§ **TO BE DONE**: Determine how many lines contain the string "élèves". Reply with that figure and nothing else.

:: MATERIAL FOR THE TASK ::

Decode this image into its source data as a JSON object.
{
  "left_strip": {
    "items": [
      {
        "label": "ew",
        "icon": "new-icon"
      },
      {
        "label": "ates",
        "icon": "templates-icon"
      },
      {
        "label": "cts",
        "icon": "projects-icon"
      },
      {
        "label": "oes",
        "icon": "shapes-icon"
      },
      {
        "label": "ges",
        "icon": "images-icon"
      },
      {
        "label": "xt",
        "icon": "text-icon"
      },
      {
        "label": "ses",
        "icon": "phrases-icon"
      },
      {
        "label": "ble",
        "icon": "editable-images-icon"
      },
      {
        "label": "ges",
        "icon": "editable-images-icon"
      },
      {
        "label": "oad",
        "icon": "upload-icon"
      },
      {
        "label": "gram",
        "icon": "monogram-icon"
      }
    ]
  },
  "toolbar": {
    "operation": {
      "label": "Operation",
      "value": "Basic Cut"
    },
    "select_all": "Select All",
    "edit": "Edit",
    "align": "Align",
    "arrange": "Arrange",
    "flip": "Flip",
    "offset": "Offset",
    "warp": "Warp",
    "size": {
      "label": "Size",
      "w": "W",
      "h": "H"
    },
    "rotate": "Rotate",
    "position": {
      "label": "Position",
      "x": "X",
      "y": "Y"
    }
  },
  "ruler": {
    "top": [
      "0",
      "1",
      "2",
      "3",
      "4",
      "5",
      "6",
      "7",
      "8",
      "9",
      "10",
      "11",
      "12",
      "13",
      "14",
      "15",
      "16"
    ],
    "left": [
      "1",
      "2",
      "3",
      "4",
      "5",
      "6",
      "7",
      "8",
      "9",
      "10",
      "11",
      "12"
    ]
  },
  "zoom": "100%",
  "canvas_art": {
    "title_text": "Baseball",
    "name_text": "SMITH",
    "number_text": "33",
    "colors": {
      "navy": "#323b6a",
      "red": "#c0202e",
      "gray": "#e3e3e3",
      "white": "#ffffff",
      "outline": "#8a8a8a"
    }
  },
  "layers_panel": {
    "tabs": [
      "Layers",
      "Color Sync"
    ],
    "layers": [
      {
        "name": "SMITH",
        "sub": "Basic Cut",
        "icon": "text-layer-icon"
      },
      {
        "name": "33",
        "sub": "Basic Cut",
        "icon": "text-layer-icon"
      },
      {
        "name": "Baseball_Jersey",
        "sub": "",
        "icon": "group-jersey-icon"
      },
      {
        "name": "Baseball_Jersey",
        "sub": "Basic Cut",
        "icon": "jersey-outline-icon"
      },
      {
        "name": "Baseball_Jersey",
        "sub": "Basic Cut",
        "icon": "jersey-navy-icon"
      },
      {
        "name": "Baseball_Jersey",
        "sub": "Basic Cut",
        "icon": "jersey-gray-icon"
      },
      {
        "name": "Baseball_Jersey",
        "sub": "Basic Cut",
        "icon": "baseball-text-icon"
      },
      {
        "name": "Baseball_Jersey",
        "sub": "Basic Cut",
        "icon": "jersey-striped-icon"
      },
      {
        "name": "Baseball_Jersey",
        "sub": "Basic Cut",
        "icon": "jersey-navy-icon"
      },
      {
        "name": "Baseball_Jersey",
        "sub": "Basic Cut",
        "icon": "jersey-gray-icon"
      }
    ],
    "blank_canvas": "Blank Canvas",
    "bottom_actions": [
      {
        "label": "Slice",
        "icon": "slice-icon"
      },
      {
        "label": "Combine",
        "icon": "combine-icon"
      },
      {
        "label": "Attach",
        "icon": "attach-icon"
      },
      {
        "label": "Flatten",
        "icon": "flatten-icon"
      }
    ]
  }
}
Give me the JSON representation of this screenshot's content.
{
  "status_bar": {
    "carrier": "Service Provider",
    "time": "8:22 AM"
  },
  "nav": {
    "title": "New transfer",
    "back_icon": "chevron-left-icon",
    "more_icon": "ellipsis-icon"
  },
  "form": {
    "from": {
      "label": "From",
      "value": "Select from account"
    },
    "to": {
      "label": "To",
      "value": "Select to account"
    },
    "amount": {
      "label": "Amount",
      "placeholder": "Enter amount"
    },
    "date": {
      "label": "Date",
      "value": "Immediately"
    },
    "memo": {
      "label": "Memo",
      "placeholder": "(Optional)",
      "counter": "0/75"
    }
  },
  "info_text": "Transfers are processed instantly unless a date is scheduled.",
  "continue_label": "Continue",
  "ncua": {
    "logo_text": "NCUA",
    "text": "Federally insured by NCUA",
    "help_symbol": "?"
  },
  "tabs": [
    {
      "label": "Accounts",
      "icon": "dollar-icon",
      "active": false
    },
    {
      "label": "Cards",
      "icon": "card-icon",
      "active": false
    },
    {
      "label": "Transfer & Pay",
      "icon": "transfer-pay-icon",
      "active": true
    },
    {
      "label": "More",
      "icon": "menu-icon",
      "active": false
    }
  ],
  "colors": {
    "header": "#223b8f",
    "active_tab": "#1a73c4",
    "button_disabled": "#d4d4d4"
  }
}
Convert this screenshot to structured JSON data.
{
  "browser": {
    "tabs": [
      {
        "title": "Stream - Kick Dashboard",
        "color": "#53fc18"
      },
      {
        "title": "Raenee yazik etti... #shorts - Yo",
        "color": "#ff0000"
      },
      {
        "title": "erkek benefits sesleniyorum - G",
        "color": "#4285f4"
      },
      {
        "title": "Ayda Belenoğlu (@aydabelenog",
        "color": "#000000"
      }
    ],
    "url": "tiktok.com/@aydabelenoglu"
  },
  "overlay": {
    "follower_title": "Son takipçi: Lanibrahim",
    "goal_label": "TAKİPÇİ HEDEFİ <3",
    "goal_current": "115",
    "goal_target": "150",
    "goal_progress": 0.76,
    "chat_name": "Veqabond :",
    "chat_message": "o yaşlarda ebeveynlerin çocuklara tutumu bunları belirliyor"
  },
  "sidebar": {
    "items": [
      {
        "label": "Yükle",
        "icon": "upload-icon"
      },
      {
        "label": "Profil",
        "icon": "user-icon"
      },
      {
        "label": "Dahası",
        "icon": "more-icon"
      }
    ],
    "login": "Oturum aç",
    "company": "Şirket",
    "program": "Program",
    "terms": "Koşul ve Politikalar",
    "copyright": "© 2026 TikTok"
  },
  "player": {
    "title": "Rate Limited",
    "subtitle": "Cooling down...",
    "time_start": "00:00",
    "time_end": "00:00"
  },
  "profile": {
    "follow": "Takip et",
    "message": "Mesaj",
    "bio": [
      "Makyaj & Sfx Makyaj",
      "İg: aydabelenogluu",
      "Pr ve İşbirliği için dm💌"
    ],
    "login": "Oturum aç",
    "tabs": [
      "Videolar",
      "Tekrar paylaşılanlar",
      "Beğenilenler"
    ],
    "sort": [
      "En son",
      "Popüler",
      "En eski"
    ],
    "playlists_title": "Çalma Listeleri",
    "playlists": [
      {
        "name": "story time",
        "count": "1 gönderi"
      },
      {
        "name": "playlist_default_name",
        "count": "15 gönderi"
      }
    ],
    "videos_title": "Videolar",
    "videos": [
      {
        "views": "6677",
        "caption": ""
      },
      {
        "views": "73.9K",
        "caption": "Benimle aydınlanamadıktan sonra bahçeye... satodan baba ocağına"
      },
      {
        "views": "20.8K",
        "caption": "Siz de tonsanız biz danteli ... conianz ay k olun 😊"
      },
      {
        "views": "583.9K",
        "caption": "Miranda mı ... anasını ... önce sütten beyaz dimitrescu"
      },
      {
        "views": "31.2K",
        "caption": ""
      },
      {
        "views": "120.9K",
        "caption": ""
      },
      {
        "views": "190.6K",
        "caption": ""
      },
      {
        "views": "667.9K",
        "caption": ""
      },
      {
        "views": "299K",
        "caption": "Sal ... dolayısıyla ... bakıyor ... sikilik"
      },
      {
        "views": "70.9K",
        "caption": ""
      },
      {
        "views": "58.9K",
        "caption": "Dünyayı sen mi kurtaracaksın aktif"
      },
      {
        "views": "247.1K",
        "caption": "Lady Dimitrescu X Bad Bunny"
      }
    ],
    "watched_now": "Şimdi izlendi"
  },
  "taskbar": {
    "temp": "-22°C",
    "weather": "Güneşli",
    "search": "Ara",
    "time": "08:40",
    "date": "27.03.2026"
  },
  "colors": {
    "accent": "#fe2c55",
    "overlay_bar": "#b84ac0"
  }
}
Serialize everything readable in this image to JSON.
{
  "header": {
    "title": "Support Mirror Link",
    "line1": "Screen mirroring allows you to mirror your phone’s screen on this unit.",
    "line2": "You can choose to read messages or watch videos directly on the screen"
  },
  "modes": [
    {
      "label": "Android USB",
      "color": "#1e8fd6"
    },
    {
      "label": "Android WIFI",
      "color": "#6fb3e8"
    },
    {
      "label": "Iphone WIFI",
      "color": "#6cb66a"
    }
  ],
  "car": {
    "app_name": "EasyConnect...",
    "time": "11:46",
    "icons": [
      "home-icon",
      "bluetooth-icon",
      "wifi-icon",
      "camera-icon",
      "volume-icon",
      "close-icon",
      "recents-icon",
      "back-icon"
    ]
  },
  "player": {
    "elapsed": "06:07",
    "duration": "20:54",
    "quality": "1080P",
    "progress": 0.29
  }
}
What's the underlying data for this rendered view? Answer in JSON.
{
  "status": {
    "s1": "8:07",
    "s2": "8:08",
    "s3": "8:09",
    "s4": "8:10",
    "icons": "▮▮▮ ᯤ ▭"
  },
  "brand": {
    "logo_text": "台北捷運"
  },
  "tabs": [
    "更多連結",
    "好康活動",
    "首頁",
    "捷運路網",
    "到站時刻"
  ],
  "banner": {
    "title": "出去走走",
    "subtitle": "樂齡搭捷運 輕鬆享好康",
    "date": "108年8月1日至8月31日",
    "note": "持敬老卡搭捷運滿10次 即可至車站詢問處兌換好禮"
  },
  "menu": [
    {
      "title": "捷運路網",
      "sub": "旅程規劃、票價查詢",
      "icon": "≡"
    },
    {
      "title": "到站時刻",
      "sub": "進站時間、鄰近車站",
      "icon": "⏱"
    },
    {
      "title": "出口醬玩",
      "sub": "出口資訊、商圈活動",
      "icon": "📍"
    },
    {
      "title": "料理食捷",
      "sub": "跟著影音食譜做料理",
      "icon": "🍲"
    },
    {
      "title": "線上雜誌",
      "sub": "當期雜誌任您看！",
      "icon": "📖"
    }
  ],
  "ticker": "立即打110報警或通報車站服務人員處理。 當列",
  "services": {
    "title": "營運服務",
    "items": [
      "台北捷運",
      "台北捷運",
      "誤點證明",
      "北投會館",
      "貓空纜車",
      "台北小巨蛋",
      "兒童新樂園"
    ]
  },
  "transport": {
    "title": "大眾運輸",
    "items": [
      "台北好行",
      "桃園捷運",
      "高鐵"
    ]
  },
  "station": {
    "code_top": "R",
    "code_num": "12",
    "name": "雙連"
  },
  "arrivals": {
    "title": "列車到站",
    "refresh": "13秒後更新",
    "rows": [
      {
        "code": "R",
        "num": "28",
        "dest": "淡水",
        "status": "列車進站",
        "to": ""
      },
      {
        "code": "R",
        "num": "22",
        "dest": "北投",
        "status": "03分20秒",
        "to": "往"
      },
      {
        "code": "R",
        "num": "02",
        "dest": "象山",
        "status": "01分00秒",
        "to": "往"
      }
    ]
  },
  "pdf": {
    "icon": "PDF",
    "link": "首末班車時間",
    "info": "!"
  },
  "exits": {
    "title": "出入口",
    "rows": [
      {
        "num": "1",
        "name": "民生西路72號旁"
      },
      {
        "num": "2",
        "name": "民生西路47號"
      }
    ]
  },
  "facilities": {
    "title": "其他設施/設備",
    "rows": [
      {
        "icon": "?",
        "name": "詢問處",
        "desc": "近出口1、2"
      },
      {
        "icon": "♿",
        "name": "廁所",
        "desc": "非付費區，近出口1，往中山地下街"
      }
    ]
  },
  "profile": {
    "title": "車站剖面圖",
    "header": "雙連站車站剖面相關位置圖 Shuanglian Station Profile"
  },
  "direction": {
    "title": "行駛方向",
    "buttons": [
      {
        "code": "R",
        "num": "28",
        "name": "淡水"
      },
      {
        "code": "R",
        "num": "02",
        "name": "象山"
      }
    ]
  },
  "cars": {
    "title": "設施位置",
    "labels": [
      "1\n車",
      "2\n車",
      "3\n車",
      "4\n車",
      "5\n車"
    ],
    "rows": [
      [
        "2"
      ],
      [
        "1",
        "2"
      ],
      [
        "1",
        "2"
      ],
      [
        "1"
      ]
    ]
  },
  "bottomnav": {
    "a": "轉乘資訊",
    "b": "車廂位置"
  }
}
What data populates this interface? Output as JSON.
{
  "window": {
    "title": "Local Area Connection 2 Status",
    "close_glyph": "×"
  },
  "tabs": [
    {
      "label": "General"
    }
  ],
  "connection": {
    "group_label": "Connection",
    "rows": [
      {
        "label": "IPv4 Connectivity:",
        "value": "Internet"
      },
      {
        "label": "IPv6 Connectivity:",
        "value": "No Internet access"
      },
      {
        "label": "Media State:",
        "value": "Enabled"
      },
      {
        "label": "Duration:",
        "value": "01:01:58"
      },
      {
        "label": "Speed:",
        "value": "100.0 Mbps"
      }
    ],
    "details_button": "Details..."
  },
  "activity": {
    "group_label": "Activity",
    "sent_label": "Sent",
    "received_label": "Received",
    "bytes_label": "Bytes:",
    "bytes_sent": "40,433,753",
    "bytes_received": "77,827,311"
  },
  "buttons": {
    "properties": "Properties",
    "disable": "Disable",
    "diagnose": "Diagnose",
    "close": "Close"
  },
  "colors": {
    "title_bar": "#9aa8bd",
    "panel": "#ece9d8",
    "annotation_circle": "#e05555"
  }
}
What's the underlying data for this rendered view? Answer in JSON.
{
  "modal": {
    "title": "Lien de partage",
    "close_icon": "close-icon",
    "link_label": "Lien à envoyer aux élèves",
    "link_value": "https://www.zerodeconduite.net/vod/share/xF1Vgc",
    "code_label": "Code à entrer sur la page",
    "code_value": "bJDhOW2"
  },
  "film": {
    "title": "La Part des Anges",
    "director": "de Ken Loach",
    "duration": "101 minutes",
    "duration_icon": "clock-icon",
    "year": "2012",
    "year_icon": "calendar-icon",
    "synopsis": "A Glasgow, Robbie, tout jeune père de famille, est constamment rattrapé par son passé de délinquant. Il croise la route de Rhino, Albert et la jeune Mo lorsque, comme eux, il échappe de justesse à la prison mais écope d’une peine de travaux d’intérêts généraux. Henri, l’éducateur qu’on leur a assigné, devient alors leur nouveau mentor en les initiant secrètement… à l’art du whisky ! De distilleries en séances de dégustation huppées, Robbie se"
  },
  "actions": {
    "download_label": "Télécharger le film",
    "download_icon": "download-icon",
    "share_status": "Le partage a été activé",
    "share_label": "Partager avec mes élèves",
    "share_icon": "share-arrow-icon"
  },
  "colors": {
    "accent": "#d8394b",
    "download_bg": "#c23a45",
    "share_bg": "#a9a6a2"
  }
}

:::

§ **RESPONSE TO THE TASK**: 2